## [Dataset records]
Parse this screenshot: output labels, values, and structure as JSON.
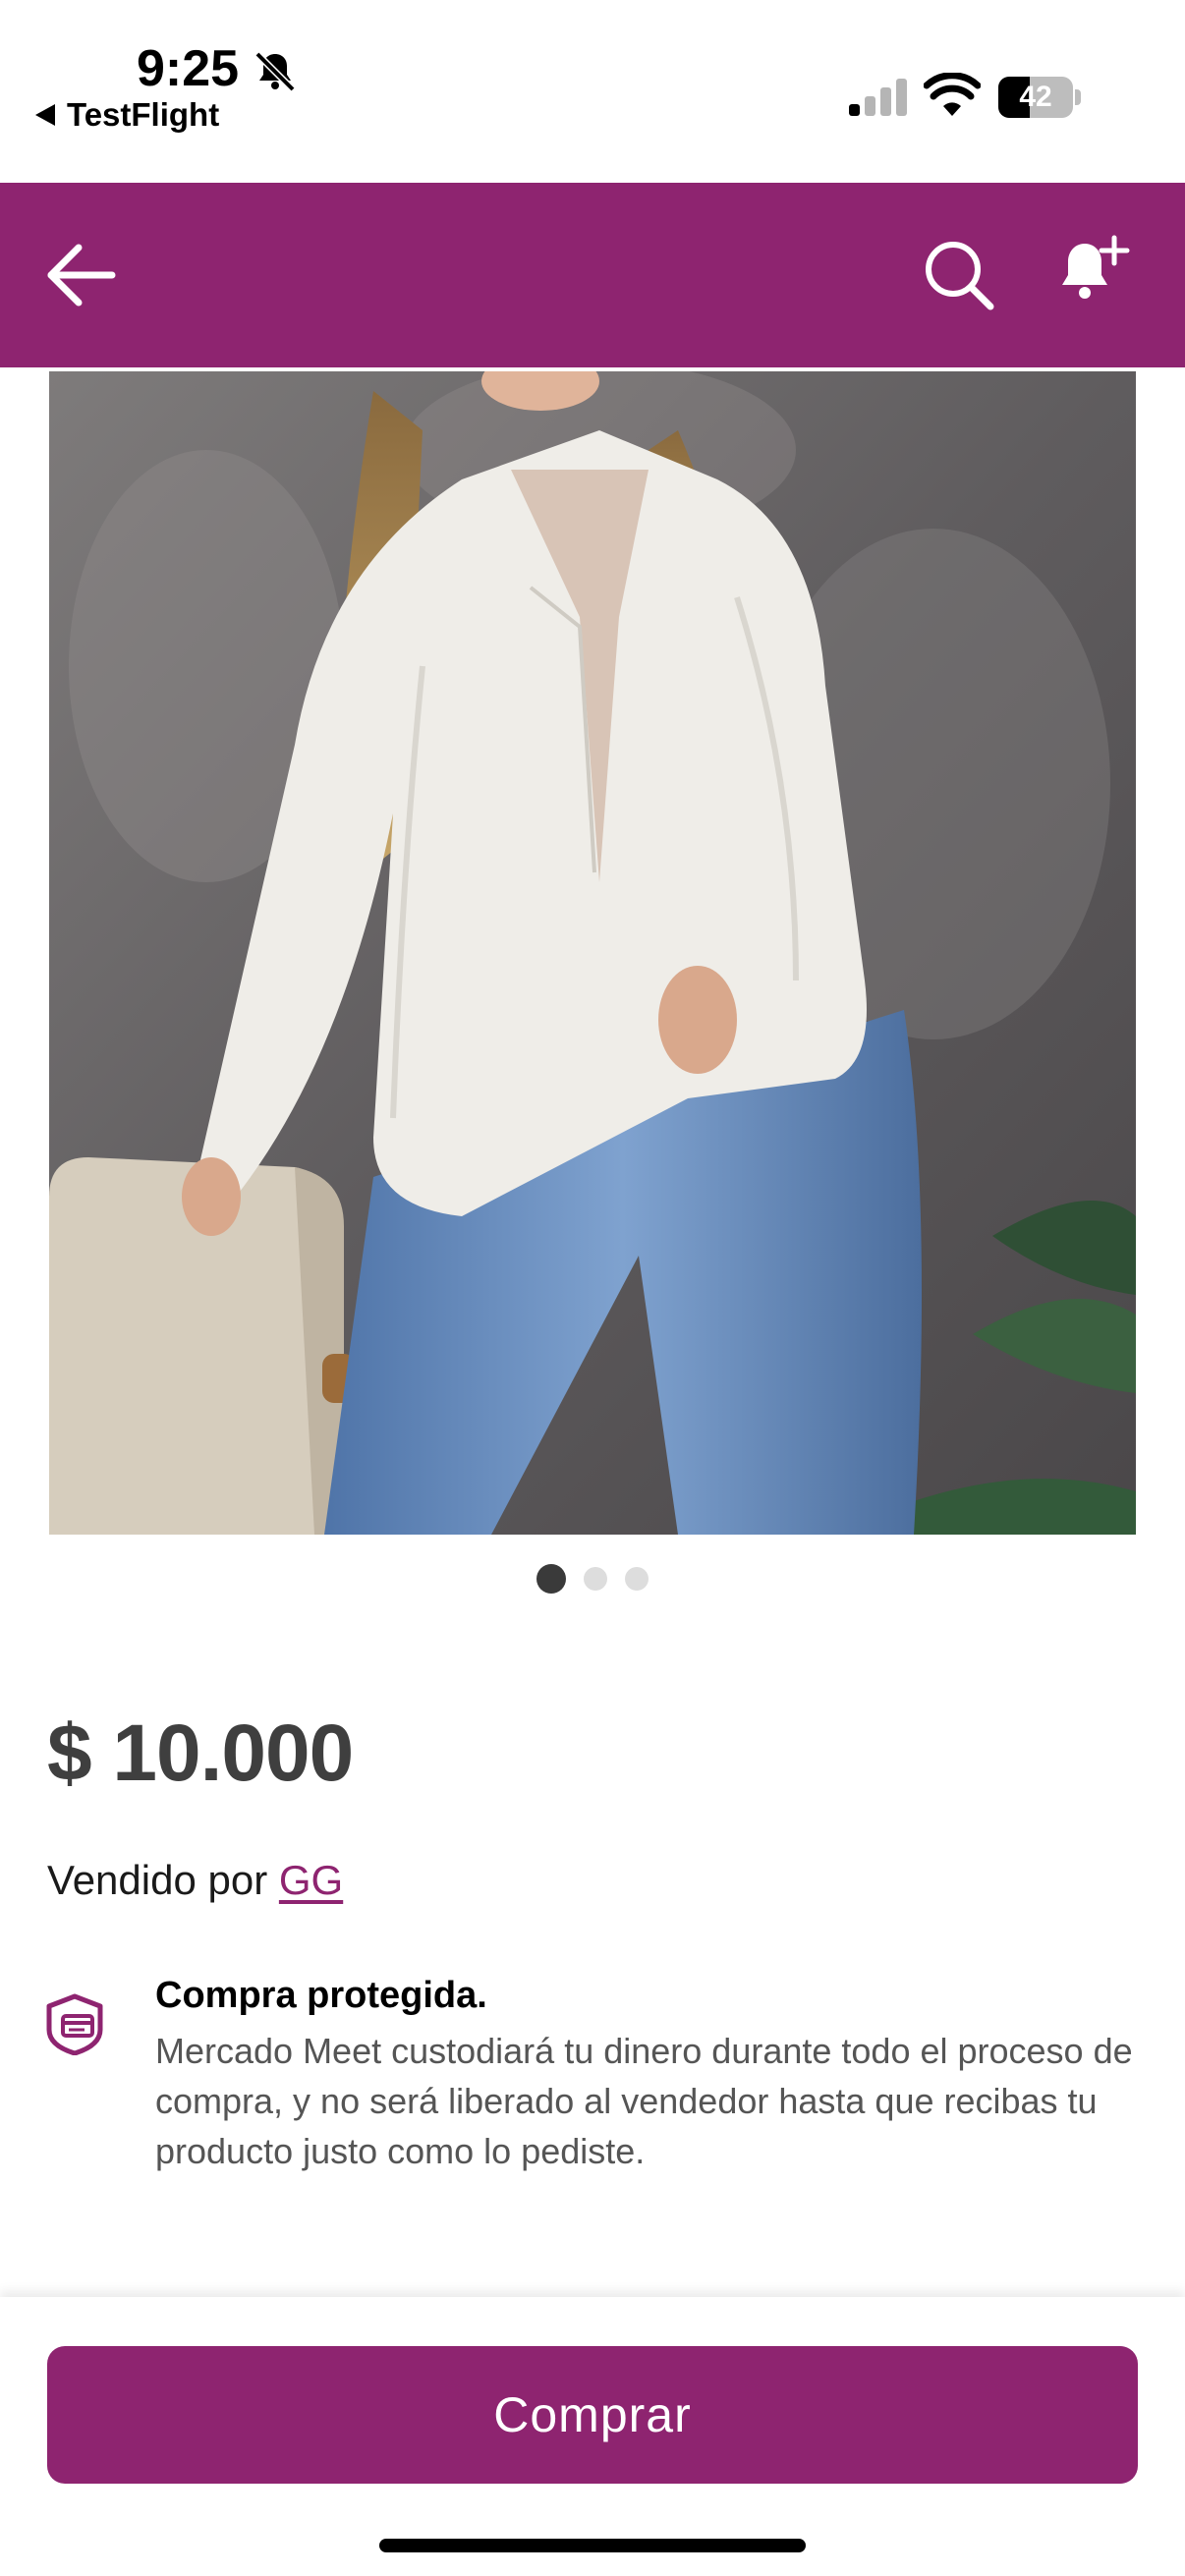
{
  "status_bar": {
    "time": "9:25",
    "back_app": "TestFlight",
    "battery_level": "42",
    "battery_fraction": 0.42,
    "signal_bars_active": 1,
    "signal_bars_total": 4
  },
  "header": {
    "background": "#8e2470",
    "back_icon": "arrow-left-icon",
    "search_icon": "search-icon",
    "notify_icon": "bell-plus-icon"
  },
  "gallery": {
    "image_count": 3,
    "active_index": 0
  },
  "product": {
    "price": "$ 10.000",
    "seller_prefix": "Vendido por ",
    "seller_name": "GG"
  },
  "protection": {
    "icon": "shield-card-icon",
    "title": "Compra protegida.",
    "text": "Mercado Meet custodiará tu dinero durante todo el proceso de compra, y no será liberado al vendedor hasta que recibas tu producto justo como lo pediste."
  },
  "actions": {
    "buy_label": "Comprar"
  },
  "colors": {
    "accent": "#8e2470",
    "price": "#3f3f3f",
    "body_text": "#555555"
  }
}
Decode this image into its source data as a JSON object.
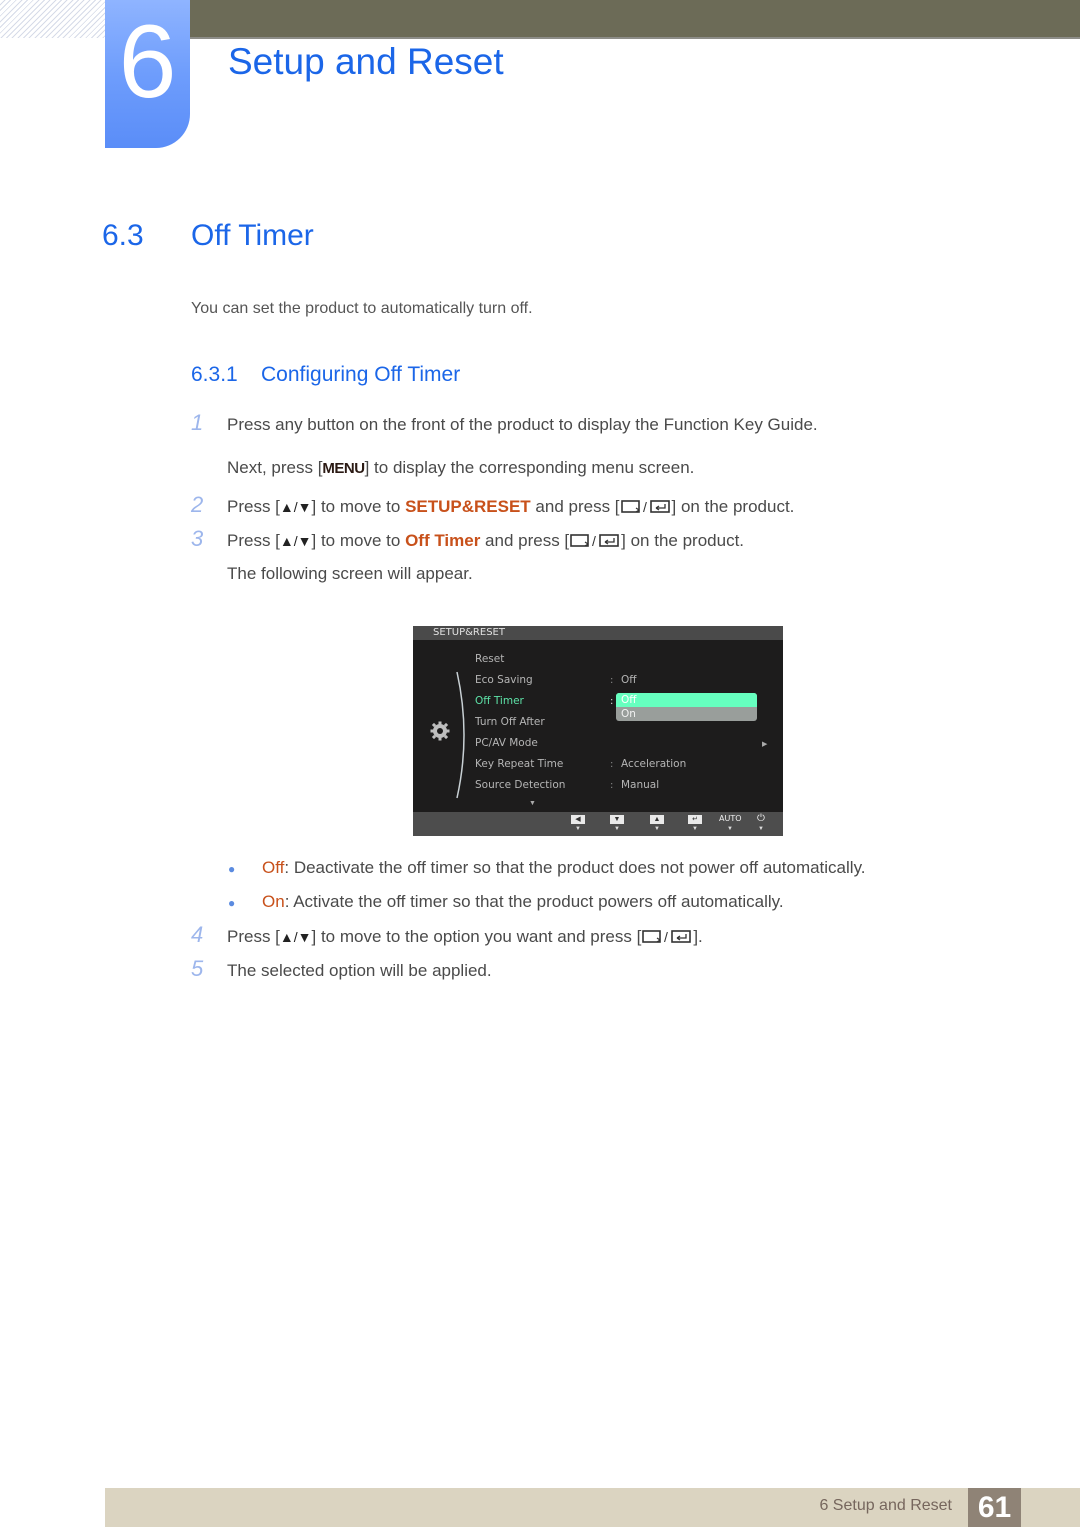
{
  "chapter": {
    "number": "6",
    "title": "Setup and Reset"
  },
  "section": {
    "number": "6.3",
    "title": "Off Timer"
  },
  "intro": "You can set the product to automatically turn off.",
  "subsection": {
    "number": "6.3.1",
    "title": "Configuring Off Timer"
  },
  "steps": {
    "s1": {
      "num": "1",
      "text": "Press any button on the front of the product to display the Function Key Guide."
    },
    "s1b": {
      "pre": "Next, press [",
      "key": "MENU",
      "post": "] to display the corresponding menu screen."
    },
    "s2": {
      "num": "2",
      "pre": "Press [",
      "mid": "] to move to ",
      "target": "SETUP&RESET",
      "post1": " and press [",
      "post2": "] on the product."
    },
    "s3": {
      "num": "3",
      "pre": "Press [",
      "mid": "] to move to ",
      "target": "Off Timer",
      "post1": " and press [",
      "post2": "] on the product."
    },
    "s3b": {
      "text": "The following screen will appear."
    },
    "s4": {
      "num": "4",
      "pre": "Press [",
      "mid": "] to move to the option you want and press [",
      "post": "]."
    },
    "s5": {
      "num": "5",
      "text": "The selected option will be applied."
    }
  },
  "bullets": [
    {
      "term": "Off",
      "text": ": Deactivate the off timer so that the product does not power off automatically."
    },
    {
      "term": "On",
      "text": ": Activate the off timer so that the product powers off automatically."
    }
  ],
  "osd": {
    "header": "SETUP&RESET",
    "items": [
      {
        "label": "Reset",
        "value": ""
      },
      {
        "label": "Eco Saving",
        "value": "Off"
      },
      {
        "label": "Off Timer",
        "value": ""
      },
      {
        "label": "Turn Off After",
        "value": ""
      },
      {
        "label": "PC/AV Mode",
        "value": ""
      },
      {
        "label": "Key Repeat Time",
        "value": "Acceleration"
      },
      {
        "label": "Source Detection",
        "value": "Manual"
      }
    ],
    "active_item": "Off Timer",
    "dropdown": {
      "options": [
        "Off",
        "On"
      ],
      "selected": "Off"
    },
    "footer": {
      "auto_label": "AUTO"
    }
  },
  "footer": {
    "label": "6 Setup and Reset",
    "page": "61"
  },
  "colors": {
    "accent": "#1b66e8",
    "highlight": "#c8511b",
    "osd_active": "#5ee3a8",
    "topbar": "#6c6b57"
  }
}
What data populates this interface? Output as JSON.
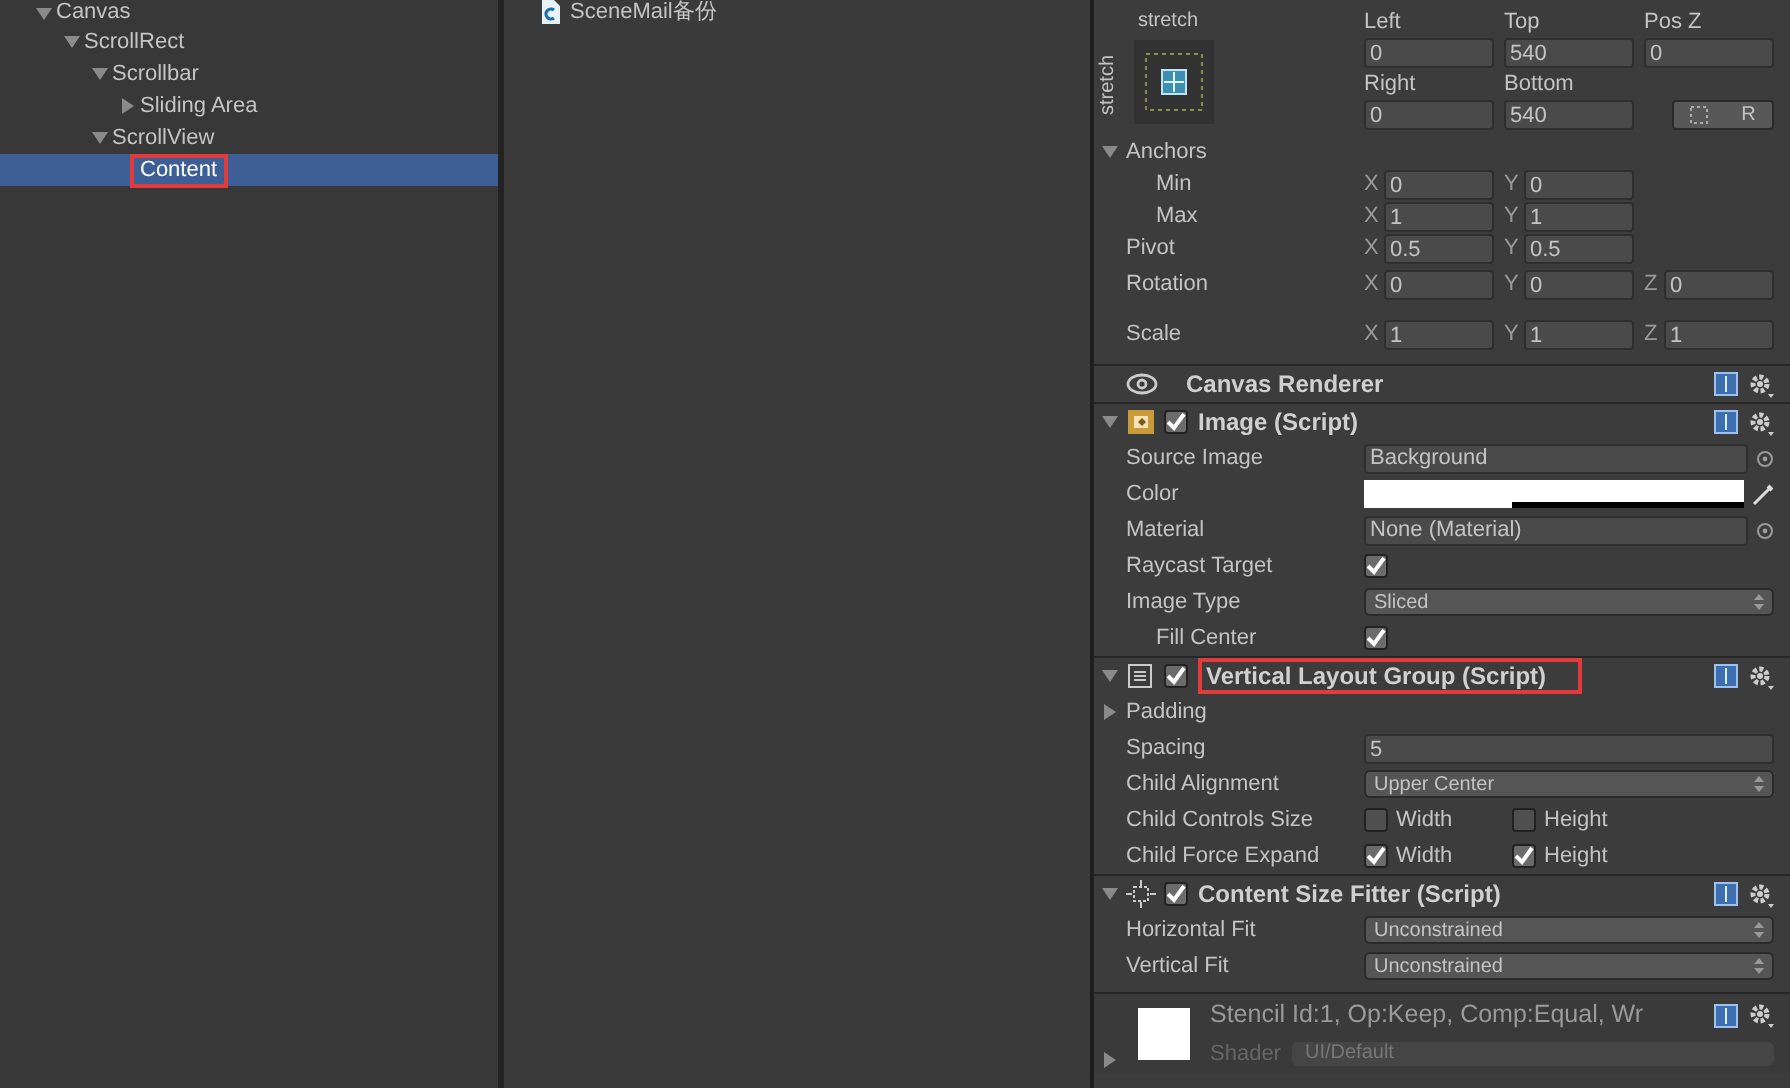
{
  "hierarchy": {
    "items": [
      {
        "name": "Canvas",
        "expanded": true,
        "selected": false,
        "highlighted": false,
        "children": [
          {
            "name": "ScrollRect",
            "expanded": true,
            "selected": false,
            "highlighted": false,
            "children": [
              {
                "name": "Scrollbar",
                "expanded": true,
                "selected": false,
                "highlighted": false,
                "children": [
                  {
                    "name": "Sliding Area",
                    "expanded": false,
                    "selected": false,
                    "highlighted": false
                  }
                ]
              },
              {
                "name": "ScrollView",
                "expanded": true,
                "selected": false,
                "highlighted": false,
                "children": [
                  {
                    "name": "Content",
                    "selected": true,
                    "highlighted": true
                  }
                ]
              }
            ]
          }
        ]
      }
    ]
  },
  "project": {
    "items": [
      {
        "name": "SceneMail备份"
      }
    ]
  },
  "inspector": {
    "rect_transform": {
      "preset_horizontal": "stretch",
      "preset_vertical": "stretch",
      "fields": [
        {
          "label": "Left",
          "value": "0"
        },
        {
          "label": "Top",
          "value": "540"
        },
        {
          "label": "Pos Z",
          "value": "0"
        },
        {
          "label": "Right",
          "value": "0"
        },
        {
          "label": "Bottom",
          "value": "540"
        }
      ],
      "raw_button": "R",
      "rows": [
        {
          "kind": "foldout",
          "label": "Anchors",
          "expanded": true,
          "children": [
            {
              "kind": "vector",
              "label": "Min",
              "axes": [
                {
                  "axis": "X",
                  "value": "0"
                },
                {
                  "axis": "Y",
                  "value": "0"
                }
              ]
            },
            {
              "kind": "vector",
              "label": "Max",
              "axes": [
                {
                  "axis": "X",
                  "value": "1"
                },
                {
                  "axis": "Y",
                  "value": "1"
                }
              ]
            }
          ]
        },
        {
          "kind": "vector",
          "label": "Pivot",
          "axes": [
            {
              "axis": "X",
              "value": "0.5"
            },
            {
              "axis": "Y",
              "value": "0.5"
            }
          ]
        },
        {
          "kind": "vector",
          "label": "Rotation",
          "axes": [
            {
              "axis": "X",
              "value": "0"
            },
            {
              "axis": "Y",
              "value": "0"
            },
            {
              "axis": "Z",
              "value": "0"
            }
          ]
        },
        {
          "kind": "vector",
          "label": "Scale",
          "axes": [
            {
              "axis": "X",
              "value": "1"
            },
            {
              "axis": "Y",
              "value": "1"
            },
            {
              "axis": "Z",
              "value": "1"
            }
          ]
        }
      ]
    },
    "components": [
      {
        "title": "Canvas Renderer",
        "kind": "eye",
        "highlighted": false
      },
      {
        "title": "Image (Script)",
        "kind": "image",
        "enabled": true,
        "expanded": true,
        "highlighted": false,
        "rows": [
          {
            "kind": "object",
            "label": "Source Image",
            "value": "Background"
          },
          {
            "kind": "color",
            "label": "Color",
            "level": 0.39
          },
          {
            "kind": "object",
            "label": "Material",
            "value": "None (Material)"
          },
          {
            "kind": "checkbox",
            "label": "Raycast Target",
            "checked": true
          },
          {
            "kind": "dropdown",
            "label": "Image Type",
            "value": "Sliced",
            "children": [
              {
                "kind": "checkbox",
                "label": "Fill Center",
                "checked": true
              }
            ]
          }
        ]
      },
      {
        "title": "Vertical Layout Group (Script)",
        "kind": "layout",
        "enabled": true,
        "expanded": true,
        "highlighted": true,
        "rows": [
          {
            "kind": "foldout",
            "label": "Padding",
            "expanded": false
          },
          {
            "kind": "field",
            "label": "Spacing",
            "value": "5"
          },
          {
            "kind": "dropdown",
            "label": "Child Alignment",
            "value": "Upper Center"
          },
          {
            "kind": "toggles",
            "label": "Child Controls Size",
            "options": [
              {
                "label": "Width",
                "checked": false
              },
              {
                "label": "Height",
                "checked": false
              }
            ]
          },
          {
            "kind": "toggles",
            "label": "Child Force Expand",
            "options": [
              {
                "label": "Width",
                "checked": true
              },
              {
                "label": "Height",
                "checked": true
              }
            ]
          }
        ]
      },
      {
        "title": "Content Size Fitter (Script)",
        "kind": "fitter",
        "enabled": true,
        "expanded": true,
        "highlighted": false,
        "rows": [
          {
            "kind": "dropdown",
            "label": "Horizontal Fit",
            "value": "Unconstrained"
          },
          {
            "kind": "dropdown",
            "label": "Vertical Fit",
            "value": "Unconstrained"
          }
        ]
      }
    ],
    "material": {
      "description": "Stencil Id:1, Op:Keep, Comp:Equal, Wr",
      "shader_label": "Shader",
      "shader": "UI/Default",
      "expanded": false
    }
  }
}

## [Problem]
Every line that holds the string "title" should be returned.

## [Expected answer]
    "title": "Compra protegida.",
    "title": "Setup and Reset"
    "title": "Off Timer"
    "title": "Configuring Off Timer"
        "title": "Canvas Renderer",
        "title": "Image (Script)",
        "title": "Vertical Layout Group (Script)",
        "title": "Content Size Fitter (Script)",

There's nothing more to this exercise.